— START SUPPLIED ENTRIES —
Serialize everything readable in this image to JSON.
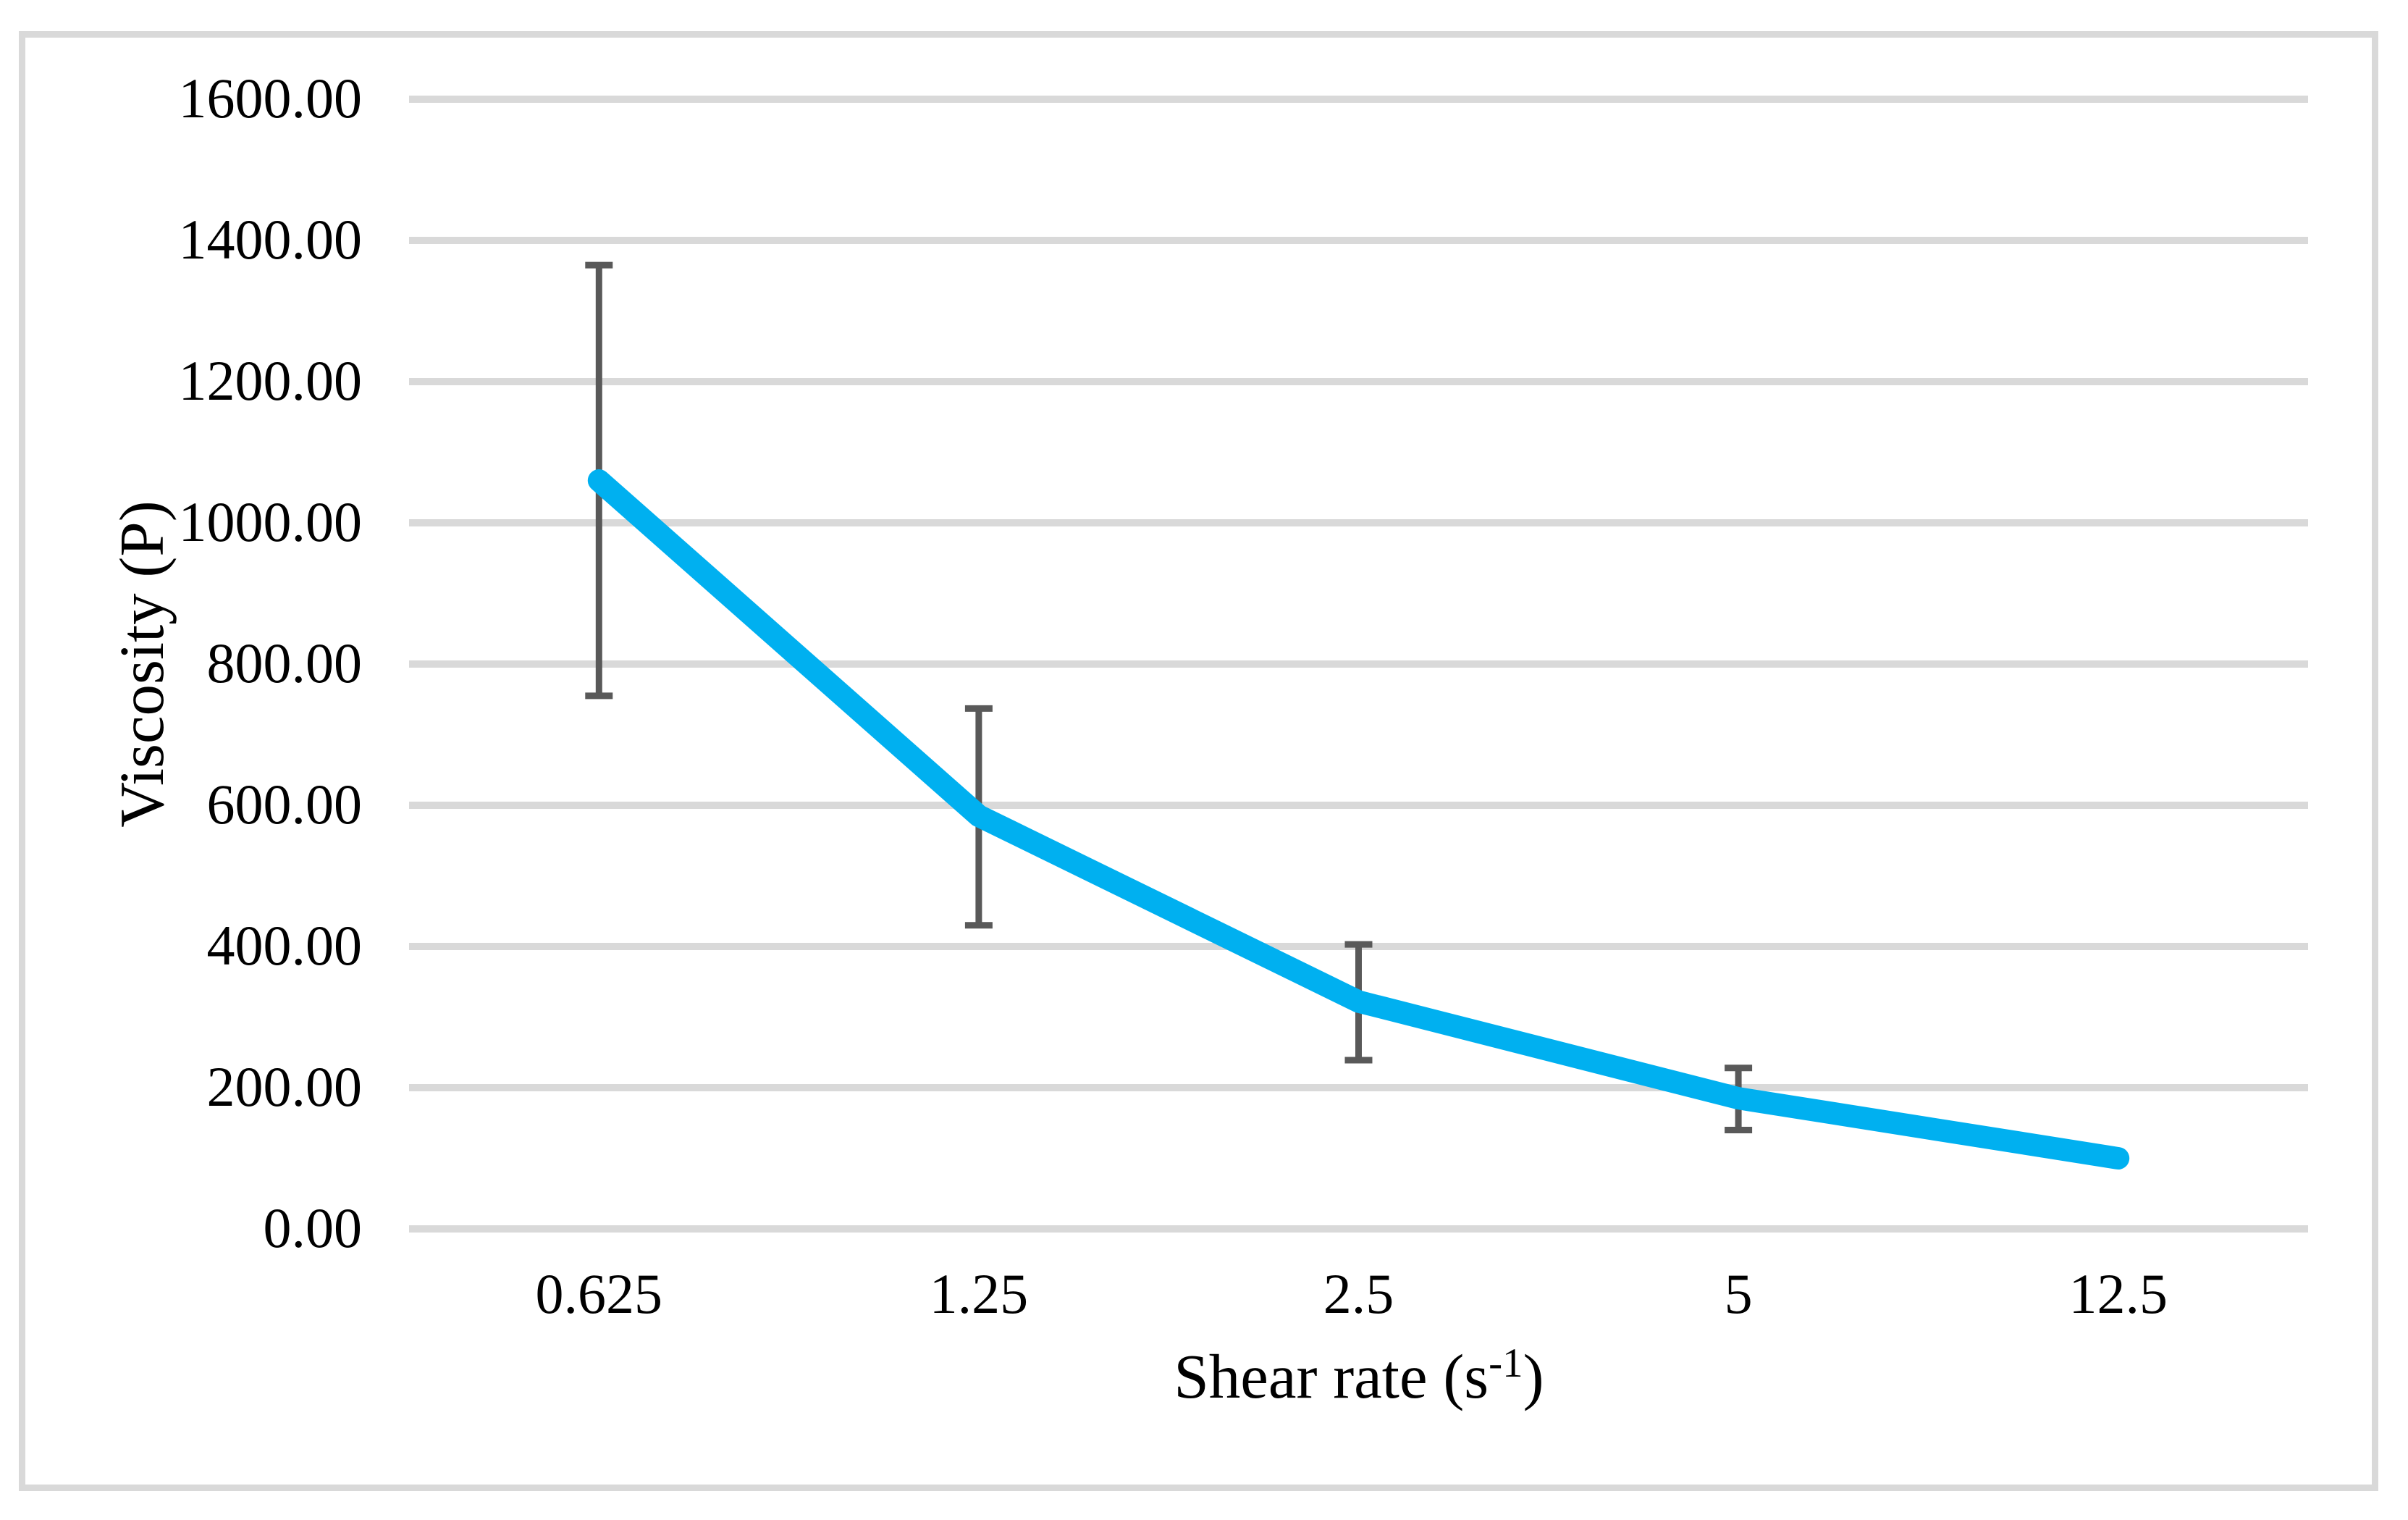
{
  "chart_data": {
    "type": "line",
    "title": "",
    "categories": [
      "0.625",
      "1.25",
      "2.5",
      "5",
      "12.5"
    ],
    "series": [
      {
        "name": "Viscosity",
        "color": "#00b0f0",
        "values": [
          1060,
          585,
          322,
          185,
          100
        ],
        "error_low": [
          755,
          430,
          239,
          140,
          null
        ],
        "error_high": [
          1365,
          737,
          403,
          228,
          null
        ]
      }
    ],
    "xlabel_parts": {
      "prefix": "Shear rate (s",
      "superscript": "-1",
      "suffix": ")"
    },
    "ylabel": "Viscosity (P)",
    "ylim": [
      0,
      1600
    ],
    "y_tick_step": 200,
    "y_ticks": [
      {
        "value": 0,
        "label": "0.00"
      },
      {
        "value": 200,
        "label": "200.00"
      },
      {
        "value": 400,
        "label": "400.00"
      },
      {
        "value": 600,
        "label": "600.00"
      },
      {
        "value": 800,
        "label": "800.00"
      },
      {
        "value": 1000,
        "label": "1000.00"
      },
      {
        "value": 1200,
        "label": "1200.00"
      },
      {
        "value": 1400,
        "label": "1400.00"
      },
      {
        "value": 1600,
        "label": "1600.00"
      }
    ],
    "grid": "horizontal-only",
    "legend": "none",
    "colors": {
      "line": "#00b0f0",
      "error_bar": "#595959",
      "gridline": "#d9d9d9",
      "figure_border": "#d9d9d9",
      "text": "#000000",
      "background": "#ffffff"
    }
  }
}
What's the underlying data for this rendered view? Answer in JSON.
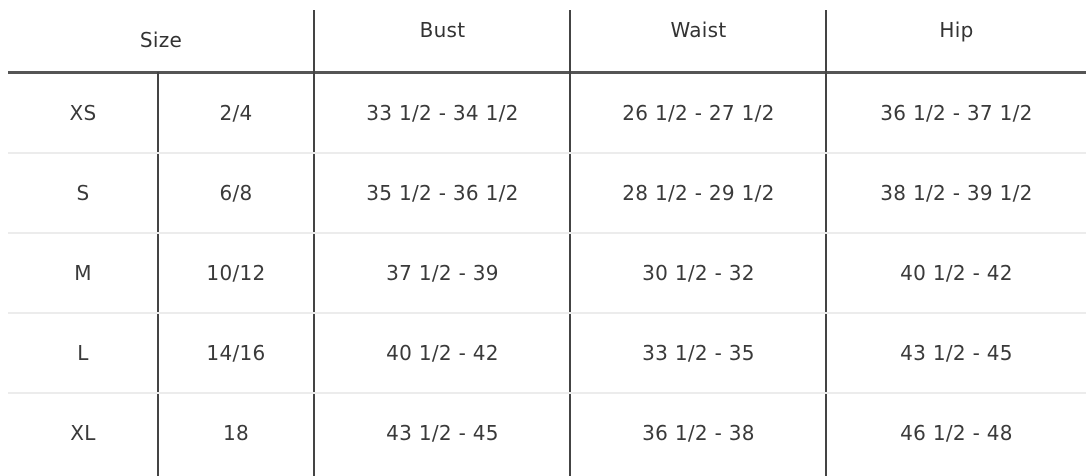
{
  "headers": {
    "size": "Size",
    "bust": "Bust",
    "waist": "Waist",
    "hip": "Hip"
  },
  "rows": [
    {
      "size": "XS",
      "number": "2/4",
      "bust": "33 1/2 - 34 1/2",
      "waist": "26 1/2 - 27 1/2",
      "hip": "36 1/2 - 37 1/2"
    },
    {
      "size": "S",
      "number": "6/8",
      "bust": "35 1/2 - 36 1/2",
      "waist": "28 1/2 - 29 1/2",
      "hip": "38 1/2 - 39 1/2"
    },
    {
      "size": "M",
      "number": "10/12",
      "bust": "37 1/2 - 39",
      "waist": "30 1/2 - 32",
      "hip": "40 1/2 - 42"
    },
    {
      "size": "L",
      "number": "14/16",
      "bust": "40 1/2 - 42",
      "waist": "33 1/2 - 35",
      "hip": "43 1/2 - 45"
    },
    {
      "size": "XL",
      "number": "18",
      "bust": "43 1/2 - 45",
      "waist": "36 1/2 - 38",
      "hip": "46 1/2 - 48"
    }
  ]
}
— END SUPPLIED ENTRIES —
§ **EXERCISE AIM**: Omit the images and transcribe all of the records above word for word.

§ **WRITTEN RESPONSE**:
Serialize everything readable in this image to JSON.
{
  "chart_data": {
    "type": "line",
    "title": "",
    "categories": [
      "0.625",
      "1.25",
      "2.5",
      "5",
      "12.5"
    ],
    "series": [
      {
        "name": "Viscosity",
        "color": "#00b0f0",
        "values": [
          1060,
          585,
          322,
          185,
          100
        ],
        "error_low": [
          755,
          430,
          239,
          140,
          null
        ],
        "error_high": [
          1365,
          737,
          403,
          228,
          null
        ]
      }
    ],
    "xlabel_parts": {
      "prefix": "Shear rate (s",
      "superscript": "-1",
      "suffix": ")"
    },
    "ylabel": "Viscosity (P)",
    "ylim": [
      0,
      1600
    ],
    "y_tick_step": 200,
    "y_ticks": [
      {
        "value": 0,
        "label": "0.00"
      },
      {
        "value": 200,
        "label": "200.00"
      },
      {
        "value": 400,
        "label": "400.00"
      },
      {
        "value": 600,
        "label": "600.00"
      },
      {
        "value": 800,
        "label": "800.00"
      },
      {
        "value": 1000,
        "label": "1000.00"
      },
      {
        "value": 1200,
        "label": "1200.00"
      },
      {
        "value": 1400,
        "label": "1400.00"
      },
      {
        "value": 1600,
        "label": "1600.00"
      }
    ],
    "grid": "horizontal-only",
    "legend": "none",
    "colors": {
      "line": "#00b0f0",
      "error_bar": "#595959",
      "gridline": "#d9d9d9",
      "figure_border": "#d9d9d9",
      "text": "#000000",
      "background": "#ffffff"
    }
  }
}
What's the underlying data for this rendered view? Answer in JSON.
{
  "headers": {
    "size": "Size",
    "bust": "Bust",
    "waist": "Waist",
    "hip": "Hip"
  },
  "rows": [
    {
      "size": "XS",
      "number": "2/4",
      "bust": "33 1/2 - 34 1/2",
      "waist": "26 1/2 - 27 1/2",
      "hip": "36 1/2 - 37 1/2"
    },
    {
      "size": "S",
      "number": "6/8",
      "bust": "35 1/2 - 36 1/2",
      "waist": "28 1/2 - 29 1/2",
      "hip": "38 1/2 - 39 1/2"
    },
    {
      "size": "M",
      "number": "10/12",
      "bust": "37 1/2 - 39",
      "waist": "30 1/2 - 32",
      "hip": "40 1/2 - 42"
    },
    {
      "size": "L",
      "number": "14/16",
      "bust": "40 1/2 - 42",
      "waist": "33 1/2 - 35",
      "hip": "43 1/2 - 45"
    },
    {
      "size": "XL",
      "number": "18",
      "bust": "43 1/2 - 45",
      "waist": "36 1/2 - 38",
      "hip": "46 1/2 - 48"
    }
  ]
}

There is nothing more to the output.